> _WHAT IS NEEDED_: Present the following entries again, word for word and in full.

> _DATA_:
####
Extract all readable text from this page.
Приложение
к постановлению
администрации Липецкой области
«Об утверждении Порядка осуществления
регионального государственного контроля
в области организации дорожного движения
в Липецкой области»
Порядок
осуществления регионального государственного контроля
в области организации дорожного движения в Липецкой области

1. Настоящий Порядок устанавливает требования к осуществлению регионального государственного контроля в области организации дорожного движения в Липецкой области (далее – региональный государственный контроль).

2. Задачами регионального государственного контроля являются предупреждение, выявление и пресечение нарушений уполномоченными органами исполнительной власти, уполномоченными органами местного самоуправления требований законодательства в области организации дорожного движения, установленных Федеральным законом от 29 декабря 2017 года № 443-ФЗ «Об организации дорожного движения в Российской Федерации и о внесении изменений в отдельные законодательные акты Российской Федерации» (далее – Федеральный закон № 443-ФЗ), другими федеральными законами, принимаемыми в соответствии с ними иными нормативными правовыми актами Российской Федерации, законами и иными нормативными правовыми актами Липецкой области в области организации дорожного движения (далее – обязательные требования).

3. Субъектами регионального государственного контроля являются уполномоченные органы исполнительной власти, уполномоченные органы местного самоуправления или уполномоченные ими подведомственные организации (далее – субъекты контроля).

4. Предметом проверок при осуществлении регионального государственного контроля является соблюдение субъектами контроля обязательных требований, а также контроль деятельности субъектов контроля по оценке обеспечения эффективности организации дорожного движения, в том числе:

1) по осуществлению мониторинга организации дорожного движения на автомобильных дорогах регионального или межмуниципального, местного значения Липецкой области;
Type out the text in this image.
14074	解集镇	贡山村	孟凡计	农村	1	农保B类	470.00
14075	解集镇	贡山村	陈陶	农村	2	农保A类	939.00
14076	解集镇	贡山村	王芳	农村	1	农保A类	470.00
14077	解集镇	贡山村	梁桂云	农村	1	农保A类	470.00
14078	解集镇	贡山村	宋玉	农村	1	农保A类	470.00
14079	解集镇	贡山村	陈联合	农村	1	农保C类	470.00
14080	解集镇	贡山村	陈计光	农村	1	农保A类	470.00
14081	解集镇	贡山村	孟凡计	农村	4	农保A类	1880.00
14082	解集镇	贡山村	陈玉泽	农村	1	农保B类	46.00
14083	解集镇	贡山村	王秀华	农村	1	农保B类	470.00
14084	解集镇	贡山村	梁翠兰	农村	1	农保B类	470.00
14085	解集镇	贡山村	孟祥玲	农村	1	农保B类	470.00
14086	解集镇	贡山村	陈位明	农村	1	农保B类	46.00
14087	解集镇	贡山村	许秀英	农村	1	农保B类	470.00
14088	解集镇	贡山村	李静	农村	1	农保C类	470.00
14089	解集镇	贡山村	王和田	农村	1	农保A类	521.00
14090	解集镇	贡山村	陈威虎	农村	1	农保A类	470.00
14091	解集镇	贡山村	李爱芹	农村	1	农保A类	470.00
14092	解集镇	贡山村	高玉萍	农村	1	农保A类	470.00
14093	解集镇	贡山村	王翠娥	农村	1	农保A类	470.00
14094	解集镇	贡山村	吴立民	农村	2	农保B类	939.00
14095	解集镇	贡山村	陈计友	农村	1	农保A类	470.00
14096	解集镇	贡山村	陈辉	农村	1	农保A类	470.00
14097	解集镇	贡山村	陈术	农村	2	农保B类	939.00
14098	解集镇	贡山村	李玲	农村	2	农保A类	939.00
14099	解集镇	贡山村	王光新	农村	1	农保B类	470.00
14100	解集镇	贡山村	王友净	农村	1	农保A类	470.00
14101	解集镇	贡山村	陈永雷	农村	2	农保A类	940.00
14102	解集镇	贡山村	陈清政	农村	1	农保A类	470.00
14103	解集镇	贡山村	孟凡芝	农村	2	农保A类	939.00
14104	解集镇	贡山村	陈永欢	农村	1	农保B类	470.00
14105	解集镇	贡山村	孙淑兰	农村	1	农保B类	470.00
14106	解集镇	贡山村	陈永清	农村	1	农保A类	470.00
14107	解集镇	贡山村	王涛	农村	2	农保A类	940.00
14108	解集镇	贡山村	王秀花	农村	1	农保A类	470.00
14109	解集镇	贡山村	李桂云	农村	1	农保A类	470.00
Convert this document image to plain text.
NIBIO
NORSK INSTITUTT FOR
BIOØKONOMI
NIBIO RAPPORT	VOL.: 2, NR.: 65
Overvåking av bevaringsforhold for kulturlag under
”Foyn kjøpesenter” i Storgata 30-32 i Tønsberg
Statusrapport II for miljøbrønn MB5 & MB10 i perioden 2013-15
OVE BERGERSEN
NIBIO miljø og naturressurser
####
> _RESULT_:
Extract all readable text from this page.
Приложение
к постановлению
администрации Липецкой области
«Об утверждении Порядка осуществления
регионального государственного контроля
в области организации дорожного движения
в Липецкой области»
Порядок
осуществления регионального государственного контроля
в области организации дорожного движения в Липецкой области

1. Настоящий Порядок устанавливает требования к осуществлению регионального государственного контроля в области организации дорожного движения в Липецкой области (далее – региональный государственный контроль).

2. Задачами регионального государственного контроля являются предупреждение, выявление и пресечение нарушений уполномоченными органами исполнительной власти, уполномоченными органами местного самоуправления требований законодательства в области организации дорожного движения, установленных Федеральным законом от 29 декабря 2017 года № 443-ФЗ «Об организации дорожного движения в Российской Федерации и о внесении изменений в отдельные законодательные акты Российской Федерации» (далее – Федеральный закон № 443-ФЗ), другими федеральными законами, принимаемыми в соответствии с ними иными нормативными правовыми актами Российской Федерации, законами и иными нормативными правовыми актами Липецкой области в области организации дорожного движения (далее – обязательные требования).

3. Субъектами регионального государственного контроля являются уполномоченные органы исполнительной власти, уполномоченные органы местного самоуправления или уполномоченные ими подведомственные организации (далее – субъекты контроля).

4. Предметом проверок при осуществлении регионального государственного контроля является соблюдение субъектами контроля обязательных требований, а также контроль деятельности субъектов контроля по оценке обеспечения эффективности организации дорожного движения, в том числе:

1) по осуществлению мониторинга организации дорожного движения на автомобильных дорогах регионального или межмуниципального, местного значения Липецкой области;
Type out the text in this image.
14074	解集镇	贡山村	孟凡计	农村	1	农保B类	470.00
14075	解集镇	贡山村	陈陶	农村	2	农保A类	939.00
14076	解集镇	贡山村	王芳	农村	1	农保A类	470.00
14077	解集镇	贡山村	梁桂云	农村	1	农保A类	470.00
14078	解集镇	贡山村	宋玉	农村	1	农保A类	470.00
14079	解集镇	贡山村	陈联合	农村	1	农保C类	470.00
14080	解集镇	贡山村	陈计光	农村	1	农保A类	470.00
14081	解集镇	贡山村	孟凡计	农村	4	农保A类	1880.00
14082	解集镇	贡山村	陈玉泽	农村	1	农保B类	46.00
14083	解集镇	贡山村	王秀华	农村	1	农保B类	470.00
14084	解集镇	贡山村	梁翠兰	农村	1	农保B类	470.00
14085	解集镇	贡山村	孟祥玲	农村	1	农保B类	470.00
14086	解集镇	贡山村	陈位明	农村	1	农保B类	46.00
14087	解集镇	贡山村	许秀英	农村	1	农保B类	470.00
14088	解集镇	贡山村	李静	农村	1	农保C类	470.00
14089	解集镇	贡山村	王和田	农村	1	农保A类	521.00
14090	解集镇	贡山村	陈威虎	农村	1	农保A类	470.00
14091	解集镇	贡山村	李爱芹	农村	1	农保A类	470.00
14092	解集镇	贡山村	高玉萍	农村	1	农保A类	470.00
14093	解集镇	贡山村	王翠娥	农村	1	农保A类	470.00
14094	解集镇	贡山村	吴立民	农村	2	农保B类	939.00
14095	解集镇	贡山村	陈计友	农村	1	农保A类	470.00
14096	解集镇	贡山村	陈辉	农村	1	农保A类	470.00
14097	解集镇	贡山村	陈术	农村	2	农保B类	939.00
14098	解集镇	贡山村	李玲	农村	2	农保A类	939.00
14099	解集镇	贡山村	王光新	农村	1	农保B类	470.00
14100	解集镇	贡山村	王友净	农村	1	农保A类	470.00
14101	解集镇	贡山村	陈永雷	农村	2	农保A类	940.00
14102	解集镇	贡山村	陈清政	农村	1	农保A类	470.00
14103	解集镇	贡山村	孟凡芝	农村	2	农保A类	939.00
14104	解集镇	贡山村	陈永欢	农村	1	农保B类	470.00
14105	解集镇	贡山村	孙淑兰	农村	1	农保B类	470.00
14106	解集镇	贡山村	陈永清	农村	1	农保A类	470.00
14107	解集镇	贡山村	王涛	农村	2	农保A类	940.00
14108	解集镇	贡山村	王秀花	农村	1	农保A类	470.00
14109	解集镇	贡山村	李桂云	农村	1	农保A类	470.00
Convert this document image to plain text.
NIBIO
NORSK INSTITUTT FOR
BIOØKONOMI
NIBIO RAPPORT	VOL.: 2, NR.: 65
Overvåking av bevaringsforhold for kulturlag under
”Foyn kjøpesenter” i Storgata 30-32 i Tønsberg
Statusrapport II for miljøbrønn MB5 & MB10 i perioden 2013-15
OVE BERGERSEN
NIBIO miljø og naturressurser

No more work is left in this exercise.